__ACTIVITÉS À FAIRE__:
- a) Reproduisez fidèlement le passage de l'article sur l'élection présidentielle au Bénin, en commençant à « Cette élection marque » et en terminant à « de premier plan. ».
- b) Écrivez la suite de l'article sur l'élection présidentielle au Bénin, à partir de sa dernière phrase.

__EXTRAIT DU TEXTE__:

↓

Avec plus de 94 % des voix, le ministre des Finances Romuald Wadagni accède à la présidence du Bénin. Une transition qui pourrait renforcer la continuité des réformes économiques engagées depuis près d’une décennie.
Le Bénin ouvre une nouvelle séquence politique sous le signe de la continuité économique. Romuald Wadagni, figure clé des réformes budgétaires du pays depuis 2016, a remporté l’élection présidentielle du 12 avril avec plus de 94 % des suffrages, selon des résultats provisoires couvrant plus de 90 % des votes.
Le taux de participation, établi à 58,78 %, témoigne d’une mobilisation correcte, tandis que son principal adversaire, Paul Hounkpe, a reconnu sa défaite sans attendre la proclamation définitive.
Cette élection marque l’aboutissement du parcours d’un profil atypique dans le paysage politique ouest-africain. Expert-comptable de formation, passé par le cabinet Deloitte où il a dirigé plusieurs activités en Afrique, Romuald Wadagni s’est imposé comme un technicien des finances publiques avant de devenir un acteur politique de premier plan.
À la tête du ministère de l’Économie et des Finances, il a conduit des réformes structurantes : amélioration de la mobilisation des recettes fiscales, rationalisation des dépenses publiques et renforcement de la crédibilité financière du pays auprès des bailleurs internationaux. Ces orientations ont contribué à positionner le Bénin comme l’une des économies les plus dynamiques de la sous-région.

↑

[Données enregistrées]

↓

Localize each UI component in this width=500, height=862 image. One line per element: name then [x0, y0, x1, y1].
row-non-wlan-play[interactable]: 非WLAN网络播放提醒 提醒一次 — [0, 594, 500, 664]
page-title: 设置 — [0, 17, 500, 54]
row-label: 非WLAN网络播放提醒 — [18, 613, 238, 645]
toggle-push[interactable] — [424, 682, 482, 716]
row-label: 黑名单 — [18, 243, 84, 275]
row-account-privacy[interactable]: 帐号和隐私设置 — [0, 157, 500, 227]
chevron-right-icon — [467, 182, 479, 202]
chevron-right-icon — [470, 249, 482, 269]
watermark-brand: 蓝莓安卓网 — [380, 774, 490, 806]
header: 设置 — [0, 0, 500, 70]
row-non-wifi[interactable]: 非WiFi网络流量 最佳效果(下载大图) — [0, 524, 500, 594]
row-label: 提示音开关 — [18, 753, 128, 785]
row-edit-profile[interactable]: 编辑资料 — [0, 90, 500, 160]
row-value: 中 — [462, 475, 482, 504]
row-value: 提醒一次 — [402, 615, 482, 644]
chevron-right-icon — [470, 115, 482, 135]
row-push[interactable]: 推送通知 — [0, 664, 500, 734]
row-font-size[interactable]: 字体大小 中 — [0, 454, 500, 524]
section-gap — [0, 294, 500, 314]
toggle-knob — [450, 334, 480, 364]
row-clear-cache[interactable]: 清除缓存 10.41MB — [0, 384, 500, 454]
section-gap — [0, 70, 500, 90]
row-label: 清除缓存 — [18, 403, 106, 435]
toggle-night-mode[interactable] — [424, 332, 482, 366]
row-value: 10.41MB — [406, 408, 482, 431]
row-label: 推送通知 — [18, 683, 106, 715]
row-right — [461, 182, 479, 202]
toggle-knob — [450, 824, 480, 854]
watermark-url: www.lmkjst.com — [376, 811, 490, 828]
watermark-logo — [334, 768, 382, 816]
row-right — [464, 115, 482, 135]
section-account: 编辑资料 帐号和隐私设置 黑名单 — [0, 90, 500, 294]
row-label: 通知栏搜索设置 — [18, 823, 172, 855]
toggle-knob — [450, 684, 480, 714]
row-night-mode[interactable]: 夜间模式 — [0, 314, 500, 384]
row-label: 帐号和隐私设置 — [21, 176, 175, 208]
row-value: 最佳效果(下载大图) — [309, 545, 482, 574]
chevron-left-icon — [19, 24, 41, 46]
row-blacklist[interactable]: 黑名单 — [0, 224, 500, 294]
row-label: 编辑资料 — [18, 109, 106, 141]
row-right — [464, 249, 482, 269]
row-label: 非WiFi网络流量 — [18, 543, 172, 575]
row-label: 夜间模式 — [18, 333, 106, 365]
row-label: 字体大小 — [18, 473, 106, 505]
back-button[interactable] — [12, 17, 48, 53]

↑

__RÉPONSES__:
- a)
Cette élection marque l’aboutissement du parcours d’un profil atypique dans le paysage politique ouest-africain. Expert-comptable de formation, passé par le cabinet Deloitte où il a dirigé plusieurs activités en Afrique, Romuald Wadagni s’est imposé comme un technicien des finances publiques avant de devenir un acteur politique de premier plan.

- b)
Son accession à la présidence pourrait ainsi rassurer les investisseurs et partenaires techniques et financiers, dans un contexte régional marqué par l’incertitude. Le maintien d’une ligne économique orthodoxe, combinée à des ambitions en matière d’infrastructures et de transformation industrielle, devrait constituer l’ossature de son mandat.
Reste que cette victoire écrasante soulève des interrogations sur l’équilibre politique interne. Si elle traduit une forte adhésion, elle pose également la question de la capacité de l’opposition à jouer pleinement son rôle dans le débat démocratique.
Pour Romuald Wadagni, l’enjeu est désormais double : préserver la trajectoire économique du pays tout en consolidant les institutions, afin d’ancrer durablement la stabilité politique du Bénin.